* Exercise aim
Copy every record below, exactly as written.

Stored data
--- begin ---
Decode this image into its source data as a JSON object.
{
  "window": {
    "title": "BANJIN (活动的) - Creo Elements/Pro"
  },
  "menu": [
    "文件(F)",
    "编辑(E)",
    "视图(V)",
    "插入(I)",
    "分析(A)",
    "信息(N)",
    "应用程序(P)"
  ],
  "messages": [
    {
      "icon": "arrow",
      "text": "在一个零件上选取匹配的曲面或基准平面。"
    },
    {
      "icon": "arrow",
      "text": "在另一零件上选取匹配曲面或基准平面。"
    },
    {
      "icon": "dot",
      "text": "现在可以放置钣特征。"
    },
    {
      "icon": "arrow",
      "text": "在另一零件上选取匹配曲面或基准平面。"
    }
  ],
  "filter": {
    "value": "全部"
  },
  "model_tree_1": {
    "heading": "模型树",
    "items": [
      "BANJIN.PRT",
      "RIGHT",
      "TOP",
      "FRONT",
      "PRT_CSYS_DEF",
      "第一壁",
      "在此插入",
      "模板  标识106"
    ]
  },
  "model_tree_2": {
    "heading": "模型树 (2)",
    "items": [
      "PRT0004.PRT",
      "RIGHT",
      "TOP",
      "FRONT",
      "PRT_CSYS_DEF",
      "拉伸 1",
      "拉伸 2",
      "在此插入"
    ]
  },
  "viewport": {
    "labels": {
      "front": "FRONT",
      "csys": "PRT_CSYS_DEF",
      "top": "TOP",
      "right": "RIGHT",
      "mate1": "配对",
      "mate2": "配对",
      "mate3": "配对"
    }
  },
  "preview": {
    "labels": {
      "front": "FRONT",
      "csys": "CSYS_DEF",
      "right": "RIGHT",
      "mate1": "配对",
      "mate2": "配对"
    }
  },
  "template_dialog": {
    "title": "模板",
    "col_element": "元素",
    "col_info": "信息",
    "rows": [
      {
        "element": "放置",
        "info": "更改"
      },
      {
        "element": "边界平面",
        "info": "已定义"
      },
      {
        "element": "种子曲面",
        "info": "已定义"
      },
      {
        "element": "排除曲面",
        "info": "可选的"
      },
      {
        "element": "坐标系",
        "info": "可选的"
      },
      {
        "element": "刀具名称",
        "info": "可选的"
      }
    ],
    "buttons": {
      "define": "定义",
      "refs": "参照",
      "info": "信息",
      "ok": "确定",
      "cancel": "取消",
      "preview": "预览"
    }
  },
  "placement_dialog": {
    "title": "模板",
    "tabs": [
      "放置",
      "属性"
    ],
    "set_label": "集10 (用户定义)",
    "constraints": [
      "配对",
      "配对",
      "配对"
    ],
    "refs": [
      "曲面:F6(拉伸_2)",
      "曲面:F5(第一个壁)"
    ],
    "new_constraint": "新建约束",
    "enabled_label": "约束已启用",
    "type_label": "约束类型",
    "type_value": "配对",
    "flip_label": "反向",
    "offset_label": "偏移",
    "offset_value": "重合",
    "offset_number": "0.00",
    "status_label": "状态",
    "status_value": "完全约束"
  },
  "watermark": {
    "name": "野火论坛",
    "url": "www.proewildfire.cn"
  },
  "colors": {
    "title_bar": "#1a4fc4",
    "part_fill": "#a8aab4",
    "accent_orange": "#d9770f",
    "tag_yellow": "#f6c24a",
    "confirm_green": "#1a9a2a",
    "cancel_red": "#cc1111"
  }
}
--- end ---
* Final result
Decode this image into its source data as a JSON object.
{
  "window": {
    "title": "BANJIN (活动的) - Creo Elements/Pro"
  },
  "menu": [
    "文件(F)",
    "编辑(E)",
    "视图(V)",
    "插入(I)",
    "分析(A)",
    "信息(N)",
    "应用程序(P)"
  ],
  "messages": [
    {
      "icon": "arrow",
      "text": "在一个零件上选取匹配的曲面或基准平面。"
    },
    {
      "icon": "arrow",
      "text": "在另一零件上选取匹配曲面或基准平面。"
    },
    {
      "icon": "dot",
      "text": "现在可以放置钣特征。"
    },
    {
      "icon": "arrow",
      "text": "在另一零件上选取匹配曲面或基准平面。"
    }
  ],
  "filter": {
    "value": "全部"
  },
  "model_tree_1": {
    "heading": "模型树",
    "items": [
      "BANJIN.PRT",
      "RIGHT",
      "TOP",
      "FRONT",
      "PRT_CSYS_DEF",
      "第一壁",
      "在此插入",
      "模板  标识106"
    ]
  },
  "model_tree_2": {
    "heading": "模型树 (2)",
    "items": [
      "PRT0004.PRT",
      "RIGHT",
      "TOP",
      "FRONT",
      "PRT_CSYS_DEF",
      "拉伸 1",
      "拉伸 2",
      "在此插入"
    ]
  },
  "viewport": {
    "labels": {
      "front": "FRONT",
      "csys": "PRT_CSYS_DEF",
      "top": "TOP",
      "right": "RIGHT",
      "mate1": "配对",
      "mate2": "配对",
      "mate3": "配对"
    }
  },
  "preview": {
    "labels": {
      "front": "FRONT",
      "csys": "CSYS_DEF",
      "right": "RIGHT",
      "mate1": "配对",
      "mate2": "配对"
    }
  },
  "template_dialog": {
    "title": "模板",
    "col_element": "元素",
    "col_info": "信息",
    "rows": [
      {
        "element": "放置",
        "info": "更改"
      },
      {
        "element": "边界平面",
        "info": "已定义"
      },
      {
        "element": "种子曲面",
        "info": "已定义"
      },
      {
        "element": "排除曲面",
        "info": "可选的"
      },
      {
        "element": "坐标系",
        "info": "可选的"
      },
      {
        "element": "刀具名称",
        "info": "可选的"
      }
    ],
    "buttons": {
      "define": "定义",
      "refs": "参照",
      "info": "信息",
      "ok": "确定",
      "cancel": "取消",
      "preview": "预览"
    }
  },
  "placement_dialog": {
    "title": "模板",
    "tabs": [
      "放置",
      "属性"
    ],
    "set_label": "集10 (用户定义)",
    "constraints": [
      "配对",
      "配对",
      "配对"
    ],
    "refs": [
      "曲面:F6(拉伸_2)",
      "曲面:F5(第一个壁)"
    ],
    "new_constraint": "新建约束",
    "enabled_label": "约束已启用",
    "type_label": "约束类型",
    "type_value": "配对",
    "flip_label": "反向",
    "offset_label": "偏移",
    "offset_value": "重合",
    "offset_number": "0.00",
    "status_label": "状态",
    "status_value": "完全约束"
  },
  "watermark": {
    "name": "野火论坛",
    "url": "www.proewildfire.cn"
  },
  "colors": {
    "title_bar": "#1a4fc4",
    "part_fill": "#a8aab4",
    "accent_orange": "#d9770f",
    "tag_yellow": "#f6c24a",
    "confirm_green": "#1a9a2a",
    "cancel_red": "#cc1111"
  }
}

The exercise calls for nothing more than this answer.